> _YOUR TASK_
Without the pictures, repeat the listing character for character.

══ STORED RECORDS ══

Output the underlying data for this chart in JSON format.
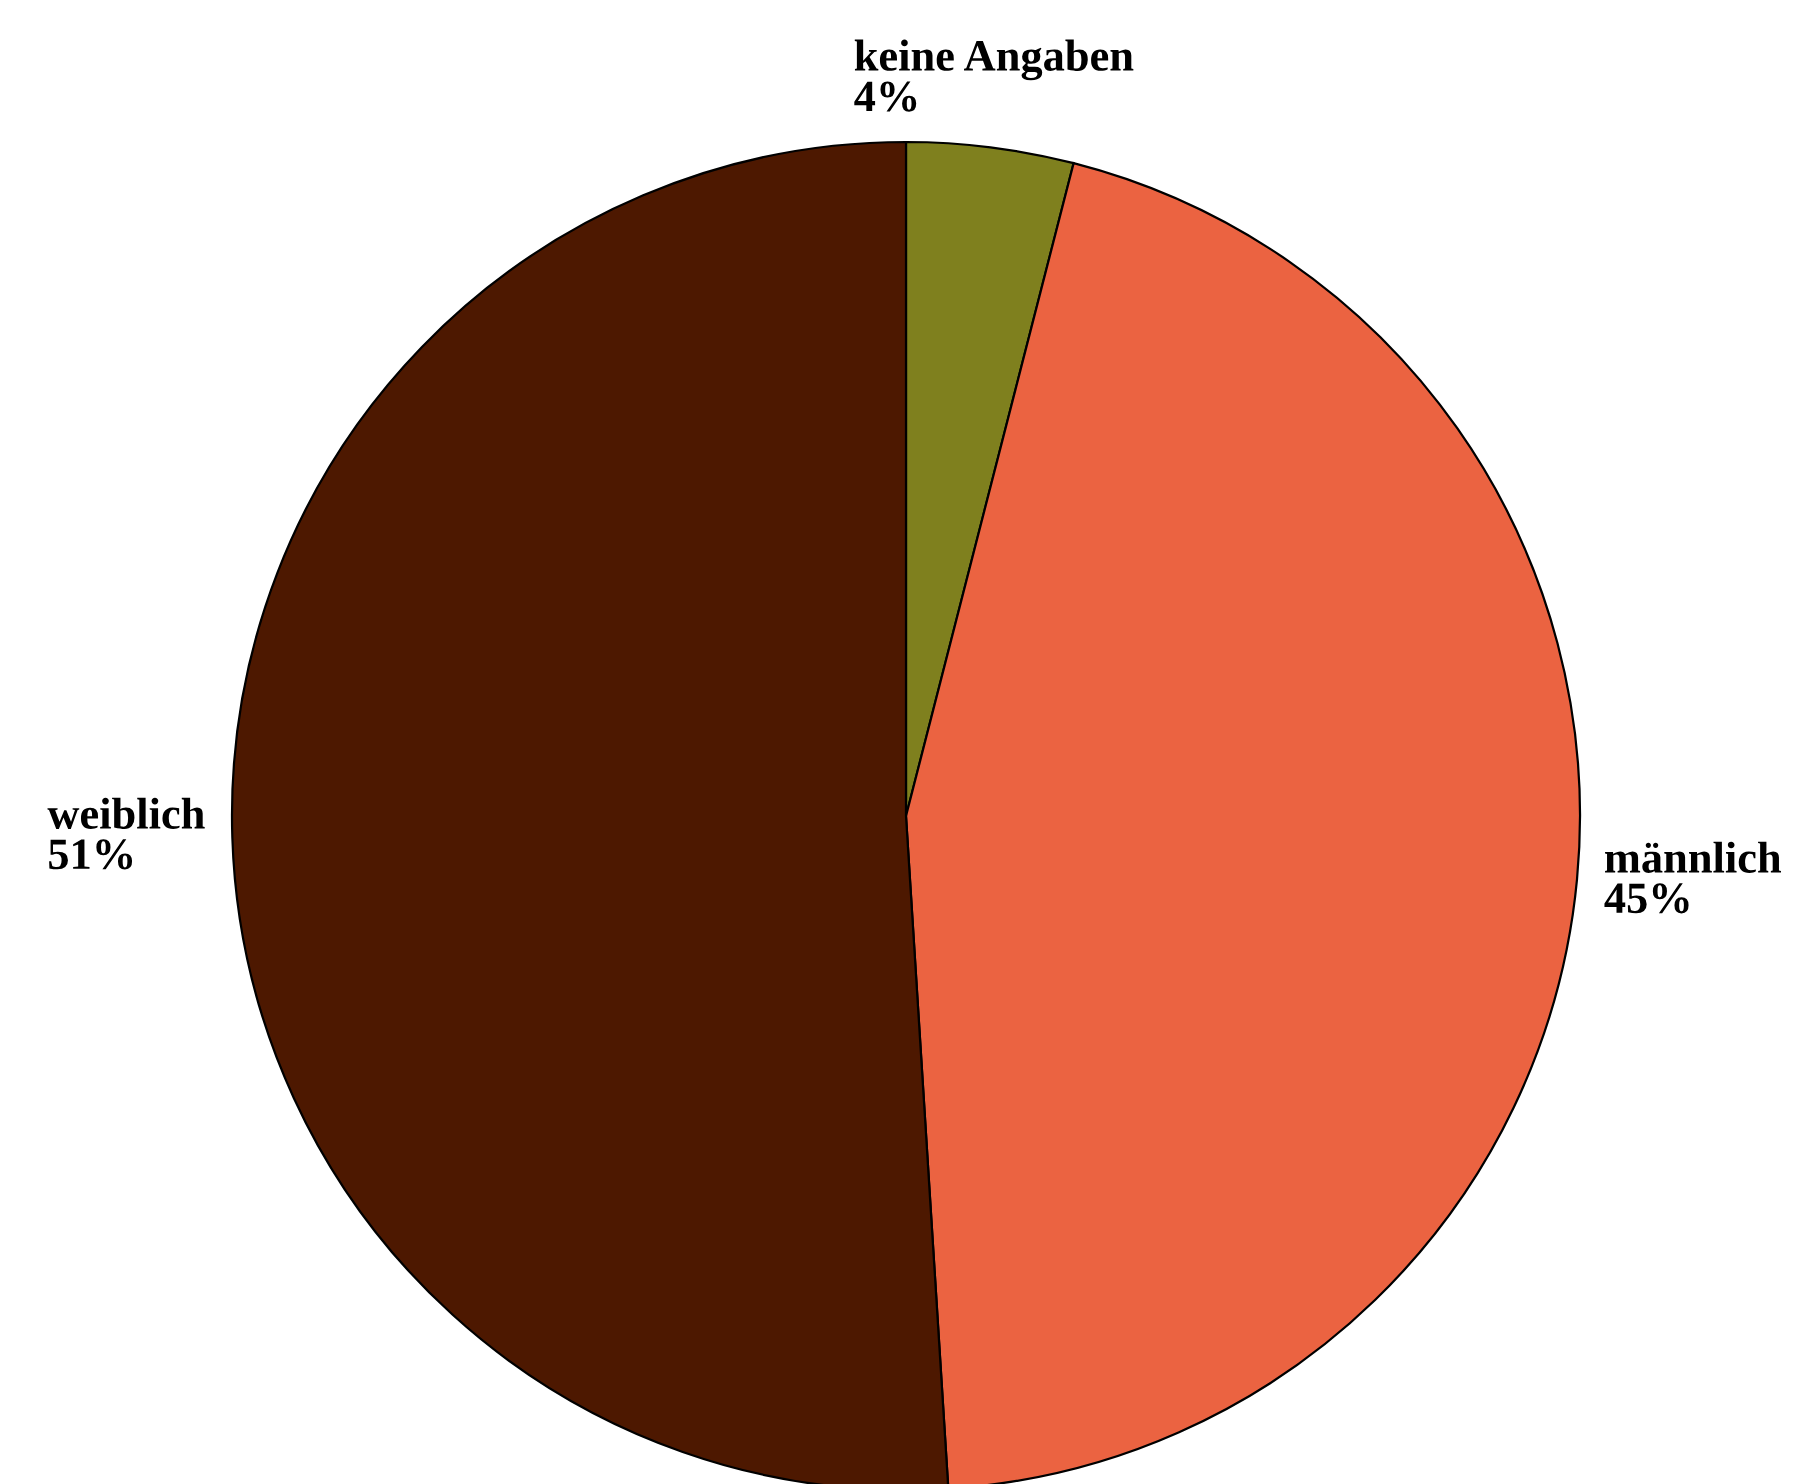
{
  "chart_data": {
    "type": "pie",
    "categories": [
      "keine Angaben",
      "männlich",
      "weiblich"
    ],
    "values": [
      4,
      45,
      51
    ],
    "colors": [
      "#7f801e",
      "#eb6341",
      "#4d1800"
    ],
    "value_labels": [
      "4%",
      "45%",
      "51%"
    ],
    "legend": false
  }
}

═══

> _WORKED SOLUTION_
Output the underlying data for this chart in JSON format.
{
  "chart_data": {
    "type": "pie",
    "categories": [
      "keine Angaben",
      "männlich",
      "weiblich"
    ],
    "values": [
      4,
      45,
      51
    ],
    "colors": [
      "#7f801e",
      "#eb6341",
      "#4d1800"
    ],
    "value_labels": [
      "4%",
      "45%",
      "51%"
    ],
    "legend": false
  }
}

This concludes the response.